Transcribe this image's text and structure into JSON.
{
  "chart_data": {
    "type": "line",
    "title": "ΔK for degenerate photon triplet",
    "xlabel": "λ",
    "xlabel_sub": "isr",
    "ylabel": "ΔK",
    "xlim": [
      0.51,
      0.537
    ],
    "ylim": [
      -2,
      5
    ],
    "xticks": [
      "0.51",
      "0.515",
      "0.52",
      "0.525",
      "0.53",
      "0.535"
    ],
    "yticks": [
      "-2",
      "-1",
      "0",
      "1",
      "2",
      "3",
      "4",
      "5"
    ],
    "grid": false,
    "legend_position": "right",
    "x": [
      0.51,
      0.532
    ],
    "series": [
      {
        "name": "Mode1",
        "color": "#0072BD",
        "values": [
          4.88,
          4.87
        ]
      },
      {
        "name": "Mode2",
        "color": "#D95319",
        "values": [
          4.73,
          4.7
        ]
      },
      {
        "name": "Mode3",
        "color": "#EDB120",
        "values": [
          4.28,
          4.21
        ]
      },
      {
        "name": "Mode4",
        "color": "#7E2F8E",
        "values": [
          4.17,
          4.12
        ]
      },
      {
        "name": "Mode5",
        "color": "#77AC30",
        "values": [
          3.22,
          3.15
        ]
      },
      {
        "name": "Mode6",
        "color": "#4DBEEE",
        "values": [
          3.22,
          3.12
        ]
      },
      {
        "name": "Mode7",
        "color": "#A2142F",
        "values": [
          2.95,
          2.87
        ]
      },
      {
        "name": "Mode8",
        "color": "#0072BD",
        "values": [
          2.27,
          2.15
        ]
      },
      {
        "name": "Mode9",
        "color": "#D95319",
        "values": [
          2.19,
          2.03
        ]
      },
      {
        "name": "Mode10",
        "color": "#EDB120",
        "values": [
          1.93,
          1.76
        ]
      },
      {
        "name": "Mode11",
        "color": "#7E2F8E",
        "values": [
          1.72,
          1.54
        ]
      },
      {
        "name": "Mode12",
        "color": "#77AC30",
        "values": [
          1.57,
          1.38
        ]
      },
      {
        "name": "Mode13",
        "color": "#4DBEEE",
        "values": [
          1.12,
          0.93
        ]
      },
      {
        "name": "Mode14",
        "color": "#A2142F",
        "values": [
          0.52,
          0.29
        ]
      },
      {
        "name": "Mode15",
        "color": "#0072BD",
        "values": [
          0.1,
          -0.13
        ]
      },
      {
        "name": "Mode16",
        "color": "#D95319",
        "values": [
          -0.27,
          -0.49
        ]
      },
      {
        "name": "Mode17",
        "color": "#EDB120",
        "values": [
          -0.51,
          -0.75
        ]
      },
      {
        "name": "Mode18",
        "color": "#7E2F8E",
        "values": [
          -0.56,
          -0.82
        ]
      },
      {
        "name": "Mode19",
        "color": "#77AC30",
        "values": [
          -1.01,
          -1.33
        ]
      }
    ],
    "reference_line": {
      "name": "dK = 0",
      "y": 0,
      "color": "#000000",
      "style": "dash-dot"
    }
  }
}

-------------------------

Work to be completed. Extract every record and return it verbatim.

Worked solution.
Transcribe this image's text and structure into JSON.
{
  "chart_data": {
    "type": "line",
    "title": "ΔK for degenerate photon triplet",
    "xlabel": "λ",
    "xlabel_sub": "isr",
    "ylabel": "ΔK",
    "xlim": [
      0.51,
      0.537
    ],
    "ylim": [
      -2,
      5
    ],
    "xticks": [
      "0.51",
      "0.515",
      "0.52",
      "0.525",
      "0.53",
      "0.535"
    ],
    "yticks": [
      "-2",
      "-1",
      "0",
      "1",
      "2",
      "3",
      "4",
      "5"
    ],
    "grid": false,
    "legend_position": "right",
    "x": [
      0.51,
      0.532
    ],
    "series": [
      {
        "name": "Mode1",
        "color": "#0072BD",
        "values": [
          4.88,
          4.87
        ]
      },
      {
        "name": "Mode2",
        "color": "#D95319",
        "values": [
          4.73,
          4.7
        ]
      },
      {
        "name": "Mode3",
        "color": "#EDB120",
        "values": [
          4.28,
          4.21
        ]
      },
      {
        "name": "Mode4",
        "color": "#7E2F8E",
        "values": [
          4.17,
          4.12
        ]
      },
      {
        "name": "Mode5",
        "color": "#77AC30",
        "values": [
          3.22,
          3.15
        ]
      },
      {
        "name": "Mode6",
        "color": "#4DBEEE",
        "values": [
          3.22,
          3.12
        ]
      },
      {
        "name": "Mode7",
        "color": "#A2142F",
        "values": [
          2.95,
          2.87
        ]
      },
      {
        "name": "Mode8",
        "color": "#0072BD",
        "values": [
          2.27,
          2.15
        ]
      },
      {
        "name": "Mode9",
        "color": "#D95319",
        "values": [
          2.19,
          2.03
        ]
      },
      {
        "name": "Mode10",
        "color": "#EDB120",
        "values": [
          1.93,
          1.76
        ]
      },
      {
        "name": "Mode11",
        "color": "#7E2F8E",
        "values": [
          1.72,
          1.54
        ]
      },
      {
        "name": "Mode12",
        "color": "#77AC30",
        "values": [
          1.57,
          1.38
        ]
      },
      {
        "name": "Mode13",
        "color": "#4DBEEE",
        "values": [
          1.12,
          0.93
        ]
      },
      {
        "name": "Mode14",
        "color": "#A2142F",
        "values": [
          0.52,
          0.29
        ]
      },
      {
        "name": "Mode15",
        "color": "#0072BD",
        "values": [
          0.1,
          -0.13
        ]
      },
      {
        "name": "Mode16",
        "color": "#D95319",
        "values": [
          -0.27,
          -0.49
        ]
      },
      {
        "name": "Mode17",
        "color": "#EDB120",
        "values": [
          -0.51,
          -0.75
        ]
      },
      {
        "name": "Mode18",
        "color": "#7E2F8E",
        "values": [
          -0.56,
          -0.82
        ]
      },
      {
        "name": "Mode19",
        "color": "#77AC30",
        "values": [
          -1.01,
          -1.33
        ]
      }
    ],
    "reference_line": {
      "name": "dK = 0",
      "y": 0,
      "color": "#000000",
      "style": "dash-dot"
    }
  }
}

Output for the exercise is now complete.